[Set problem] Return the listing below verbatim. Pictures do not belong in the copy.

===

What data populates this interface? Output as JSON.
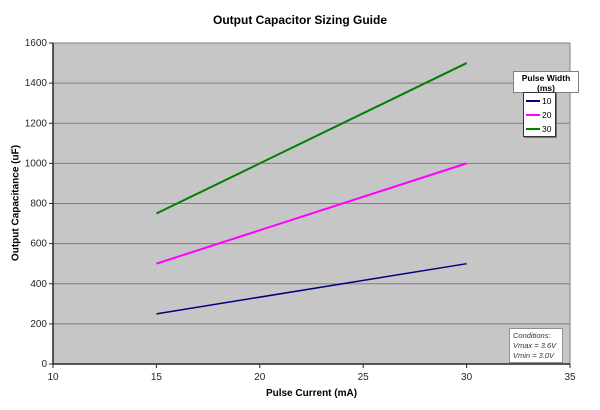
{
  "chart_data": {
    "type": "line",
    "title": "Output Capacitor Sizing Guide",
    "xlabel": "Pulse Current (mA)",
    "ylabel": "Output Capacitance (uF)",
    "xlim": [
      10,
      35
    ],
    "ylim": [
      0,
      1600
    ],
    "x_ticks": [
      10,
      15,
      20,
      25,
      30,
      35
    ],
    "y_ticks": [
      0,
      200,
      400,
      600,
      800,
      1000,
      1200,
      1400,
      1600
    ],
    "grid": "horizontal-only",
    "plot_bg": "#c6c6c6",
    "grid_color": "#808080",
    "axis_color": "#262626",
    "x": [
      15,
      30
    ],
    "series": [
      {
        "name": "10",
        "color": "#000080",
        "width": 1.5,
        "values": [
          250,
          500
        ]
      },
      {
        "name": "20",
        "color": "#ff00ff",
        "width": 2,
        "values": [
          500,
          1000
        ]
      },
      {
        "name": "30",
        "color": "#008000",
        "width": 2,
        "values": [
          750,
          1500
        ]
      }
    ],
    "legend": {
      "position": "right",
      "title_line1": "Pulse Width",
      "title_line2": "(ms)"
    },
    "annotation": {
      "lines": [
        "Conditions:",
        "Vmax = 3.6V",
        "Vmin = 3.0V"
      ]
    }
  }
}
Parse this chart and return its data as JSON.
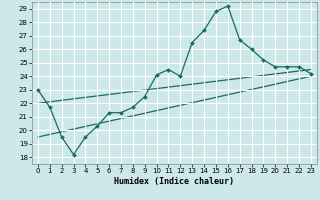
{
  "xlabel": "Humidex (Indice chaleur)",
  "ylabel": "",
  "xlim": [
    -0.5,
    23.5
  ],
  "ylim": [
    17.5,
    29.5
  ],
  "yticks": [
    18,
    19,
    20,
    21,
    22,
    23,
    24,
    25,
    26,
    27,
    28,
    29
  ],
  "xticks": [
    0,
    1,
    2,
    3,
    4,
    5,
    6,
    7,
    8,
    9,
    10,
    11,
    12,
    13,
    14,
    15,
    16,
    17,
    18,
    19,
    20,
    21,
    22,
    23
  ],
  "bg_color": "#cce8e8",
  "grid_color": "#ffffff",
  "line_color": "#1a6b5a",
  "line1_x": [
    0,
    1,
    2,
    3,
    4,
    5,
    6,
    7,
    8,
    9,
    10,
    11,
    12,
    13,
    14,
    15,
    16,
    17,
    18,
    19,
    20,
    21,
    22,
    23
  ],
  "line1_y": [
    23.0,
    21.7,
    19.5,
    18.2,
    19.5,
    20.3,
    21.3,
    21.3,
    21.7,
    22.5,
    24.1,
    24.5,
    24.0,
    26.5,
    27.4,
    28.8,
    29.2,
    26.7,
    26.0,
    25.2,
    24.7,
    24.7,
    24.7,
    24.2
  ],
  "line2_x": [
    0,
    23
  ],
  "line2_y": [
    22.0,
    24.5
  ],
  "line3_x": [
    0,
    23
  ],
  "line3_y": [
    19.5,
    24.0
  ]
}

===

[Result for this task]
What data populates this interface? Output as JSON.
{
  "chart_data": {
    "type": "line",
    "title": "Output Capacitor Sizing Guide",
    "xlabel": "Pulse Current (mA)",
    "ylabel": "Output Capacitance (uF)",
    "xlim": [
      10,
      35
    ],
    "ylim": [
      0,
      1600
    ],
    "x_ticks": [
      10,
      15,
      20,
      25,
      30,
      35
    ],
    "y_ticks": [
      0,
      200,
      400,
      600,
      800,
      1000,
      1200,
      1400,
      1600
    ],
    "grid": "horizontal-only",
    "plot_bg": "#c6c6c6",
    "grid_color": "#808080",
    "axis_color": "#262626",
    "x": [
      15,
      30
    ],
    "series": [
      {
        "name": "10",
        "color": "#000080",
        "width": 1.5,
        "values": [
          250,
          500
        ]
      },
      {
        "name": "20",
        "color": "#ff00ff",
        "width": 2,
        "values": [
          500,
          1000
        ]
      },
      {
        "name": "30",
        "color": "#008000",
        "width": 2,
        "values": [
          750,
          1500
        ]
      }
    ],
    "legend": {
      "position": "right",
      "title_line1": "Pulse Width",
      "title_line2": "(ms)"
    },
    "annotation": {
      "lines": [
        "Conditions:",
        "Vmax = 3.6V",
        "Vmin = 3.0V"
      ]
    }
  }
}
Parse this chart and return its data as JSON.
{
  "xlabel": "Humidex (Indice chaleur)",
  "ylabel": "",
  "xlim": [
    -0.5,
    23.5
  ],
  "ylim": [
    17.5,
    29.5
  ],
  "yticks": [
    18,
    19,
    20,
    21,
    22,
    23,
    24,
    25,
    26,
    27,
    28,
    29
  ],
  "xticks": [
    0,
    1,
    2,
    3,
    4,
    5,
    6,
    7,
    8,
    9,
    10,
    11,
    12,
    13,
    14,
    15,
    16,
    17,
    18,
    19,
    20,
    21,
    22,
    23
  ],
  "bg_color": "#cce8e8",
  "grid_color": "#ffffff",
  "line_color": "#1a6b5a",
  "line1_x": [
    0,
    1,
    2,
    3,
    4,
    5,
    6,
    7,
    8,
    9,
    10,
    11,
    12,
    13,
    14,
    15,
    16,
    17,
    18,
    19,
    20,
    21,
    22,
    23
  ],
  "line1_y": [
    23.0,
    21.7,
    19.5,
    18.2,
    19.5,
    20.3,
    21.3,
    21.3,
    21.7,
    22.5,
    24.1,
    24.5,
    24.0,
    26.5,
    27.4,
    28.8,
    29.2,
    26.7,
    26.0,
    25.2,
    24.7,
    24.7,
    24.7,
    24.2
  ],
  "line2_x": [
    0,
    23
  ],
  "line2_y": [
    22.0,
    24.5
  ],
  "line3_x": [
    0,
    23
  ],
  "line3_y": [
    19.5,
    24.0
  ]
}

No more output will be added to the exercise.